→ WHAT TO WORK ON: Lines containing the word "this" should be extracted in full.

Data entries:
┌──
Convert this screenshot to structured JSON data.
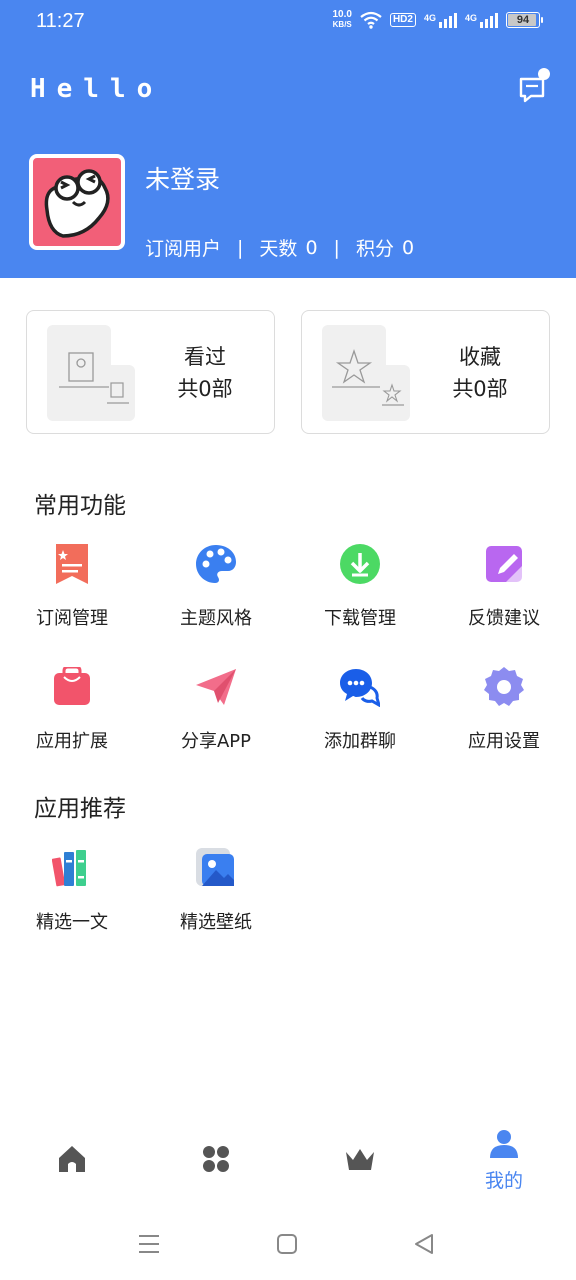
{
  "status_bar": {
    "time": "11:27",
    "net_speed_value": "10.0",
    "net_speed_unit": "KB/S",
    "hd_label": "HD2",
    "sim1_label": "4G",
    "sim2_label": "4G",
    "battery_level": 94,
    "battery_text": "94",
    "icons": [
      "wifi-icon",
      "signal-icon",
      "battery-icon"
    ]
  },
  "header": {
    "title": "Hello",
    "message_icon": "message-icon",
    "background_color": "#4a86f0"
  },
  "user": {
    "name": "未登录",
    "membership": "订阅用户",
    "divider": "|",
    "days_label": "天数",
    "days_value": "0",
    "points_label": "积分",
    "points_value": "0",
    "avatar_color": "#f25f78"
  },
  "cards": [
    {
      "title": "看过",
      "count": "共0部",
      "icon": "history-illustration"
    },
    {
      "title": "收藏",
      "count": "共0部",
      "icon": "favorite-illustration"
    }
  ],
  "common_functions": {
    "title": "常用功能",
    "items": [
      {
        "label": "订阅管理",
        "icon": "subscription-icon",
        "color": "#f26d5b"
      },
      {
        "label": "主题风格",
        "icon": "palette-icon",
        "color": "#3a7ff0"
      },
      {
        "label": "下载管理",
        "icon": "download-icon",
        "color": "#4cd964"
      },
      {
        "label": "反馈建议",
        "icon": "feedback-icon",
        "color": "#b967f0"
      },
      {
        "label": "应用扩展",
        "icon": "shopping-bag-icon",
        "color": "#f2546b"
      },
      {
        "label": "分享APP",
        "icon": "paper-plane-icon",
        "color": "#f26d8a"
      },
      {
        "label": "添加群聊",
        "icon": "chat-bubbles-icon",
        "color": "#1a5ee8"
      },
      {
        "label": "应用设置",
        "icon": "gear-icon",
        "color": "#8c8cf0"
      }
    ]
  },
  "recommended_apps": {
    "title": "应用推荐",
    "items": [
      {
        "label": "精选一文",
        "icon": "books-icon"
      },
      {
        "label": "精选壁纸",
        "icon": "wallpaper-icon"
      }
    ]
  },
  "tabbar": {
    "active_color": "#4a86f0",
    "inactive_color": "#555555",
    "items": [
      {
        "icon": "home-icon",
        "label": ""
      },
      {
        "icon": "apps-icon",
        "label": ""
      },
      {
        "icon": "crown-icon",
        "label": ""
      },
      {
        "icon": "profile-icon",
        "label": "我的"
      }
    ]
  },
  "system_nav": {
    "icons": [
      "menu-icon",
      "home-square-icon",
      "back-icon"
    ]
  }
}
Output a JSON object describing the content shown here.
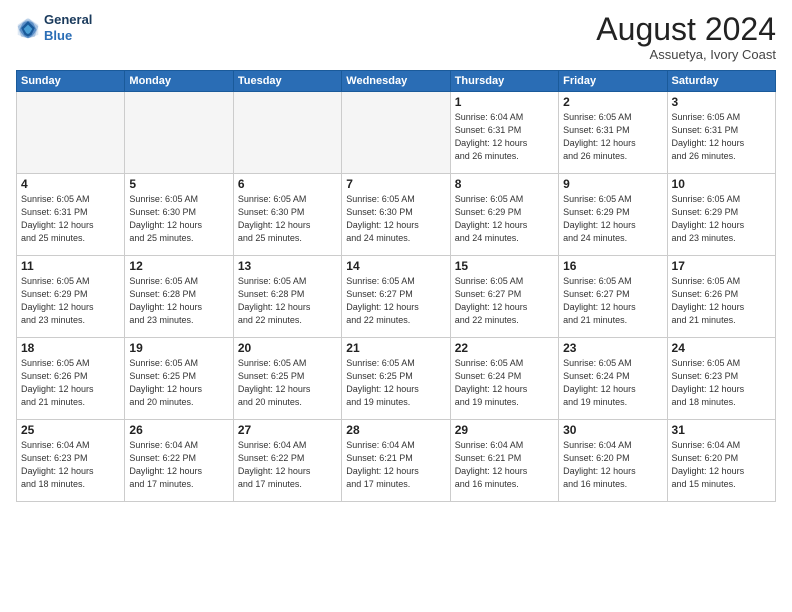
{
  "header": {
    "logo_line1": "General",
    "logo_line2": "Blue",
    "month_title": "August 2024",
    "subtitle": "Assuetya, Ivory Coast"
  },
  "days_of_week": [
    "Sunday",
    "Monday",
    "Tuesday",
    "Wednesday",
    "Thursday",
    "Friday",
    "Saturday"
  ],
  "weeks": [
    [
      {
        "day": "",
        "info": ""
      },
      {
        "day": "",
        "info": ""
      },
      {
        "day": "",
        "info": ""
      },
      {
        "day": "",
        "info": ""
      },
      {
        "day": "1",
        "info": "Sunrise: 6:04 AM\nSunset: 6:31 PM\nDaylight: 12 hours\nand 26 minutes."
      },
      {
        "day": "2",
        "info": "Sunrise: 6:05 AM\nSunset: 6:31 PM\nDaylight: 12 hours\nand 26 minutes."
      },
      {
        "day": "3",
        "info": "Sunrise: 6:05 AM\nSunset: 6:31 PM\nDaylight: 12 hours\nand 26 minutes."
      }
    ],
    [
      {
        "day": "4",
        "info": "Sunrise: 6:05 AM\nSunset: 6:31 PM\nDaylight: 12 hours\nand 25 minutes."
      },
      {
        "day": "5",
        "info": "Sunrise: 6:05 AM\nSunset: 6:30 PM\nDaylight: 12 hours\nand 25 minutes."
      },
      {
        "day": "6",
        "info": "Sunrise: 6:05 AM\nSunset: 6:30 PM\nDaylight: 12 hours\nand 25 minutes."
      },
      {
        "day": "7",
        "info": "Sunrise: 6:05 AM\nSunset: 6:30 PM\nDaylight: 12 hours\nand 24 minutes."
      },
      {
        "day": "8",
        "info": "Sunrise: 6:05 AM\nSunset: 6:29 PM\nDaylight: 12 hours\nand 24 minutes."
      },
      {
        "day": "9",
        "info": "Sunrise: 6:05 AM\nSunset: 6:29 PM\nDaylight: 12 hours\nand 24 minutes."
      },
      {
        "day": "10",
        "info": "Sunrise: 6:05 AM\nSunset: 6:29 PM\nDaylight: 12 hours\nand 23 minutes."
      }
    ],
    [
      {
        "day": "11",
        "info": "Sunrise: 6:05 AM\nSunset: 6:29 PM\nDaylight: 12 hours\nand 23 minutes."
      },
      {
        "day": "12",
        "info": "Sunrise: 6:05 AM\nSunset: 6:28 PM\nDaylight: 12 hours\nand 23 minutes."
      },
      {
        "day": "13",
        "info": "Sunrise: 6:05 AM\nSunset: 6:28 PM\nDaylight: 12 hours\nand 22 minutes."
      },
      {
        "day": "14",
        "info": "Sunrise: 6:05 AM\nSunset: 6:27 PM\nDaylight: 12 hours\nand 22 minutes."
      },
      {
        "day": "15",
        "info": "Sunrise: 6:05 AM\nSunset: 6:27 PM\nDaylight: 12 hours\nand 22 minutes."
      },
      {
        "day": "16",
        "info": "Sunrise: 6:05 AM\nSunset: 6:27 PM\nDaylight: 12 hours\nand 21 minutes."
      },
      {
        "day": "17",
        "info": "Sunrise: 6:05 AM\nSunset: 6:26 PM\nDaylight: 12 hours\nand 21 minutes."
      }
    ],
    [
      {
        "day": "18",
        "info": "Sunrise: 6:05 AM\nSunset: 6:26 PM\nDaylight: 12 hours\nand 21 minutes."
      },
      {
        "day": "19",
        "info": "Sunrise: 6:05 AM\nSunset: 6:25 PM\nDaylight: 12 hours\nand 20 minutes."
      },
      {
        "day": "20",
        "info": "Sunrise: 6:05 AM\nSunset: 6:25 PM\nDaylight: 12 hours\nand 20 minutes."
      },
      {
        "day": "21",
        "info": "Sunrise: 6:05 AM\nSunset: 6:25 PM\nDaylight: 12 hours\nand 19 minutes."
      },
      {
        "day": "22",
        "info": "Sunrise: 6:05 AM\nSunset: 6:24 PM\nDaylight: 12 hours\nand 19 minutes."
      },
      {
        "day": "23",
        "info": "Sunrise: 6:05 AM\nSunset: 6:24 PM\nDaylight: 12 hours\nand 19 minutes."
      },
      {
        "day": "24",
        "info": "Sunrise: 6:05 AM\nSunset: 6:23 PM\nDaylight: 12 hours\nand 18 minutes."
      }
    ],
    [
      {
        "day": "25",
        "info": "Sunrise: 6:04 AM\nSunset: 6:23 PM\nDaylight: 12 hours\nand 18 minutes."
      },
      {
        "day": "26",
        "info": "Sunrise: 6:04 AM\nSunset: 6:22 PM\nDaylight: 12 hours\nand 17 minutes."
      },
      {
        "day": "27",
        "info": "Sunrise: 6:04 AM\nSunset: 6:22 PM\nDaylight: 12 hours\nand 17 minutes."
      },
      {
        "day": "28",
        "info": "Sunrise: 6:04 AM\nSunset: 6:21 PM\nDaylight: 12 hours\nand 17 minutes."
      },
      {
        "day": "29",
        "info": "Sunrise: 6:04 AM\nSunset: 6:21 PM\nDaylight: 12 hours\nand 16 minutes."
      },
      {
        "day": "30",
        "info": "Sunrise: 6:04 AM\nSunset: 6:20 PM\nDaylight: 12 hours\nand 16 minutes."
      },
      {
        "day": "31",
        "info": "Sunrise: 6:04 AM\nSunset: 6:20 PM\nDaylight: 12 hours\nand 15 minutes."
      }
    ]
  ]
}
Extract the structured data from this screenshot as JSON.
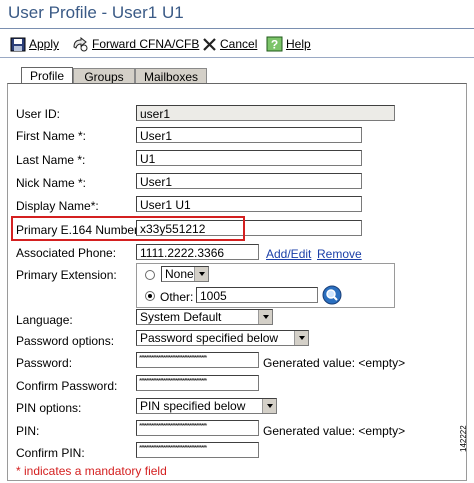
└──
→ CORRECT OUTPUT:
Convert this screenshot to structured JSON data.
Extract the structured data from this screenshot as JSON.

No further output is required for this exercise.